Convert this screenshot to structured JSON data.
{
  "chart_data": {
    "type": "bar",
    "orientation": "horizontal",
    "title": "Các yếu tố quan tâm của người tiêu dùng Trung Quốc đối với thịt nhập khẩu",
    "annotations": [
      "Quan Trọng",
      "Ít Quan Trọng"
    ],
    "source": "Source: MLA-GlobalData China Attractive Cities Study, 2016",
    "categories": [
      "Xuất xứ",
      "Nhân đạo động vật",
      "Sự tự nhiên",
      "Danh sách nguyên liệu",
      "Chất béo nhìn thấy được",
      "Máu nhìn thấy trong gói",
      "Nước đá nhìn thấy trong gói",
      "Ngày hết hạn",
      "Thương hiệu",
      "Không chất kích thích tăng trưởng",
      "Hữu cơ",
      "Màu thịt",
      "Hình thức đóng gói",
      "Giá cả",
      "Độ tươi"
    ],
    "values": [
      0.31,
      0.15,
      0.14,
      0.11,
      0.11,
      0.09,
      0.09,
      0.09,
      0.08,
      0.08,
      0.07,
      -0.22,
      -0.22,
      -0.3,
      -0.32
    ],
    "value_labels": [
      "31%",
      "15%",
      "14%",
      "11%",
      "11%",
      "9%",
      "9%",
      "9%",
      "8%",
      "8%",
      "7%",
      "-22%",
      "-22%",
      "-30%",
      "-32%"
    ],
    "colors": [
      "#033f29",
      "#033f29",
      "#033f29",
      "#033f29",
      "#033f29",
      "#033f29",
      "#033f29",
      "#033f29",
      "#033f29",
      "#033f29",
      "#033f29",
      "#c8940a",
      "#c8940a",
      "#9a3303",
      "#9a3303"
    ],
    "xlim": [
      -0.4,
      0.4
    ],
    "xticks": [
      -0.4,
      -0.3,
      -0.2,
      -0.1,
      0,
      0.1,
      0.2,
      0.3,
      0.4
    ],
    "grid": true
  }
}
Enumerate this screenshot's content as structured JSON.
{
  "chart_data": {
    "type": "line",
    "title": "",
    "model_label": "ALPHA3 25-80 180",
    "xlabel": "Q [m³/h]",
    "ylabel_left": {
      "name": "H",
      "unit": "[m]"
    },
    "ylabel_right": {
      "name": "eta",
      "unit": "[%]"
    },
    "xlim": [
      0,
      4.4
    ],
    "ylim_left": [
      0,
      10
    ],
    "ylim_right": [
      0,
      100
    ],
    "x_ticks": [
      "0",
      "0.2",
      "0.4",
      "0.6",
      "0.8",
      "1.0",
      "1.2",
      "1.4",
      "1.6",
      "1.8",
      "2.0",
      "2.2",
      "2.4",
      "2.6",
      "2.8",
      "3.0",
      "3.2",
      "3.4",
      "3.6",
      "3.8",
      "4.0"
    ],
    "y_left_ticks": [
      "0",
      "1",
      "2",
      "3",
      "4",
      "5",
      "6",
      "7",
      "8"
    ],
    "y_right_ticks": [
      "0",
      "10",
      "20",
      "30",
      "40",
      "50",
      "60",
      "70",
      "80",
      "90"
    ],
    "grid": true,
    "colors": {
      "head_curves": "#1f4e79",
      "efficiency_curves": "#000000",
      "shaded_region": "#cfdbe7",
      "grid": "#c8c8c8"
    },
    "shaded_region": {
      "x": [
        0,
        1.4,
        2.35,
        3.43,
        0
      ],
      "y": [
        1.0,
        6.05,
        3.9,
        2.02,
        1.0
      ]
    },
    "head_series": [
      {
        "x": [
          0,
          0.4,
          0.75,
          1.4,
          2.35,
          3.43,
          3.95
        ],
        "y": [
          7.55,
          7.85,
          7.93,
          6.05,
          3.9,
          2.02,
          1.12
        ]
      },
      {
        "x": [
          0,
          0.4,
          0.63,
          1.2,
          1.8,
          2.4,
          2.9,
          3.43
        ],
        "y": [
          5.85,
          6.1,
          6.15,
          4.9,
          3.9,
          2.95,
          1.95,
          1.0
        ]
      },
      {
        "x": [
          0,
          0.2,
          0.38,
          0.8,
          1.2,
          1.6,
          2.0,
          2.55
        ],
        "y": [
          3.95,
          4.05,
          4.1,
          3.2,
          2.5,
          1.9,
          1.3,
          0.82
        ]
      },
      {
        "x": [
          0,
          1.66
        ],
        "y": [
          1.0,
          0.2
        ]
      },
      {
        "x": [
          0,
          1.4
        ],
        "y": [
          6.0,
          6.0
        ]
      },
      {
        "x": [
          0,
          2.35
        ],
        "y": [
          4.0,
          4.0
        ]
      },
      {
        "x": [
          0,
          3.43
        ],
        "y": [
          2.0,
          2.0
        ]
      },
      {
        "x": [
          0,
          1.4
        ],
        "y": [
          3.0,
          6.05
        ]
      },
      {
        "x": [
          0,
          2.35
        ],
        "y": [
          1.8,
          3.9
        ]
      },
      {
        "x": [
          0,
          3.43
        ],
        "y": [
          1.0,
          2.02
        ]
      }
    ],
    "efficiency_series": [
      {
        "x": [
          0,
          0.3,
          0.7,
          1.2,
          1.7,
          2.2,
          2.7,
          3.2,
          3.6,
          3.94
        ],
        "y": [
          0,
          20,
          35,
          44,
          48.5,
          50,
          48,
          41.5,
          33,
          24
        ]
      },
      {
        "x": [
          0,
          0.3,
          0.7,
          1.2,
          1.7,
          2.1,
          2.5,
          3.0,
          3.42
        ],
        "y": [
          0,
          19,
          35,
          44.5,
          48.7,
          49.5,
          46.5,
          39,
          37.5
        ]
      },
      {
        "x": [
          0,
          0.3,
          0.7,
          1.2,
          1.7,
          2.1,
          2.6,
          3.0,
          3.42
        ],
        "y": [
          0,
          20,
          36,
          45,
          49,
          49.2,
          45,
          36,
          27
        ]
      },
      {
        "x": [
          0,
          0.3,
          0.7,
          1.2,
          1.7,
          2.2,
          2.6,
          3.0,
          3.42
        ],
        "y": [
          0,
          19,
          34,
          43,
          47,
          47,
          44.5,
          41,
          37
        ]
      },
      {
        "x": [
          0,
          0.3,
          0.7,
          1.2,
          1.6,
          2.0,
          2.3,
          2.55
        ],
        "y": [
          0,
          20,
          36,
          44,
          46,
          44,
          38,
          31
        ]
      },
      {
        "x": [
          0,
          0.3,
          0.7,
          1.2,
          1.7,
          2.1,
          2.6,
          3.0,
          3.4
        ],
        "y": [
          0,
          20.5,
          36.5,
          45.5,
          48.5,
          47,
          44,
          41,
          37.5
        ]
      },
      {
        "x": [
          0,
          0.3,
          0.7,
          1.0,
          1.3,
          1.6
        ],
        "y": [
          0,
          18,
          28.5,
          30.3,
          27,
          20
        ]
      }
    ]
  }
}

WRITTEN REQUEST: Find the lines with the string "trong" and reproduce them.

ANSWER FOR THIS EXERCISE:
      "Máu nhìn thấy trong gói",
      "Nước đá nhìn thấy trong gói",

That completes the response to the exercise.